**Exercise prompt:**
Present the data once more in exactly its original form.

**Supplied records:**

* Begin *

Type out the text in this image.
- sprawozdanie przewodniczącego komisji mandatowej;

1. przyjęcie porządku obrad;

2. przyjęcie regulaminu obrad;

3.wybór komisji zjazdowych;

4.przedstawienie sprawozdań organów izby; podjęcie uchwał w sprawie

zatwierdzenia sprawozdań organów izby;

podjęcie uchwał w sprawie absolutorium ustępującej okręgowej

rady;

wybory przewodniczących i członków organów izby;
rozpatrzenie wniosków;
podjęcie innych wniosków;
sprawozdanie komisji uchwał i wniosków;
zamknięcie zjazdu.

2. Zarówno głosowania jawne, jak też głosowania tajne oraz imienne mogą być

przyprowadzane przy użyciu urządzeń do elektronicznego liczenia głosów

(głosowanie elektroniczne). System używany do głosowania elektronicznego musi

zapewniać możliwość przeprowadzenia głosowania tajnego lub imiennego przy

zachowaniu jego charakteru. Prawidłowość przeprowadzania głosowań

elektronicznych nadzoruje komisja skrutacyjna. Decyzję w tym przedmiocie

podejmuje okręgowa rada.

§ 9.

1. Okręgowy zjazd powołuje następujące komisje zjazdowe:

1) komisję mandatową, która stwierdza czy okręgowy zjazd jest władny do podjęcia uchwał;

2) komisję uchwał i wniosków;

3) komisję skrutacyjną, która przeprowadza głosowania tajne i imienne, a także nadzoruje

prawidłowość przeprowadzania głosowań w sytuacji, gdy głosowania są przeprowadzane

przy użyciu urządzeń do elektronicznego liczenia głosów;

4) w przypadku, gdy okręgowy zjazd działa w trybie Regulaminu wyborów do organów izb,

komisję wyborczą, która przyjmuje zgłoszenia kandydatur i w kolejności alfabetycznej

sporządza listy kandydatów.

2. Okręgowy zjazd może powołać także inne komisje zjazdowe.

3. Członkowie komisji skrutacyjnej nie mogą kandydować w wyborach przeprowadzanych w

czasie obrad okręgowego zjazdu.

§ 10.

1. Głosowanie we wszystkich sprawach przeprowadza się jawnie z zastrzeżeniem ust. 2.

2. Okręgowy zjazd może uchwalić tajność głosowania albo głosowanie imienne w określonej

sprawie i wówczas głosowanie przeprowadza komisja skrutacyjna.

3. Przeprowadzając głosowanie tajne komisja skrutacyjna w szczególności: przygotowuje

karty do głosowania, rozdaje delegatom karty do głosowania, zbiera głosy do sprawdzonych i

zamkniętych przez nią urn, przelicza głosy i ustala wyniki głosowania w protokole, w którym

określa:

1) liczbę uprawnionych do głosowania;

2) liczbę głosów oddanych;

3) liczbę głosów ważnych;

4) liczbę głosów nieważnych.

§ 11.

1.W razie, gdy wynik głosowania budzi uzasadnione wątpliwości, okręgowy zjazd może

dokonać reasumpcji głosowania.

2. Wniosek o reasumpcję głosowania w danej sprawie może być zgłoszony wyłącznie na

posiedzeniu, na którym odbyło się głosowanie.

* End *

**Result of this task:**
Type out the text in this image.
- sprawozdanie przewodniczącego komisji mandatowej;

1. przyjęcie porządku obrad;

2. przyjęcie regulaminu obrad;

3.wybór komisji zjazdowych;

4.przedstawienie sprawozdań organów izby; podjęcie uchwał w sprawie

zatwierdzenia sprawozdań organów izby;

podjęcie uchwał w sprawie absolutorium ustępującej okręgowej

rady;

wybory przewodniczących i członków organów izby;
rozpatrzenie wniosków;
podjęcie innych wniosków;
sprawozdanie komisji uchwał i wniosków;
zamknięcie zjazdu.

2. Zarówno głosowania jawne, jak też głosowania tajne oraz imienne mogą być

przyprowadzane przy użyciu urządzeń do elektronicznego liczenia głosów

(głosowanie elektroniczne). System używany do głosowania elektronicznego musi

zapewniać możliwość przeprowadzenia głosowania tajnego lub imiennego przy

zachowaniu jego charakteru. Prawidłowość przeprowadzania głosowań

elektronicznych nadzoruje komisja skrutacyjna. Decyzję w tym przedmiocie

podejmuje okręgowa rada.

§ 9.

1. Okręgowy zjazd powołuje następujące komisje zjazdowe:

1) komisję mandatową, która stwierdza czy okręgowy zjazd jest władny do podjęcia uchwał;

2) komisję uchwał i wniosków;

3) komisję skrutacyjną, która przeprowadza głosowania tajne i imienne, a także nadzoruje

prawidłowość przeprowadzania głosowań w sytuacji, gdy głosowania są przeprowadzane

przy użyciu urządzeń do elektronicznego liczenia głosów;

4) w przypadku, gdy okręgowy zjazd działa w trybie Regulaminu wyborów do organów izb,

komisję wyborczą, która przyjmuje zgłoszenia kandydatur i w kolejności alfabetycznej

sporządza listy kandydatów.

2. Okręgowy zjazd może powołać także inne komisje zjazdowe.

3. Członkowie komisji skrutacyjnej nie mogą kandydować w wyborach przeprowadzanych w

czasie obrad okręgowego zjazdu.

§ 10.

1. Głosowanie we wszystkich sprawach przeprowadza się jawnie z zastrzeżeniem ust. 2.

2. Okręgowy zjazd może uchwalić tajność głosowania albo głosowanie imienne w określonej

sprawie i wówczas głosowanie przeprowadza komisja skrutacyjna.

3. Przeprowadzając głosowanie tajne komisja skrutacyjna w szczególności: przygotowuje

karty do głosowania, rozdaje delegatom karty do głosowania, zbiera głosy do sprawdzonych i

zamkniętych przez nią urn, przelicza głosy i ustala wyniki głosowania w protokole, w którym

określa:

1) liczbę uprawnionych do głosowania;

2) liczbę głosów oddanych;

3) liczbę głosów ważnych;

4) liczbę głosów nieważnych.

§ 11.

1.W razie, gdy wynik głosowania budzi uzasadnione wątpliwości, okręgowy zjazd może

dokonać reasumpcji głosowania.

2. Wniosek o reasumpcję głosowania w danej sprawie może być zgłoszony wyłącznie na

posiedzeniu, na którym odbyło się głosowanie.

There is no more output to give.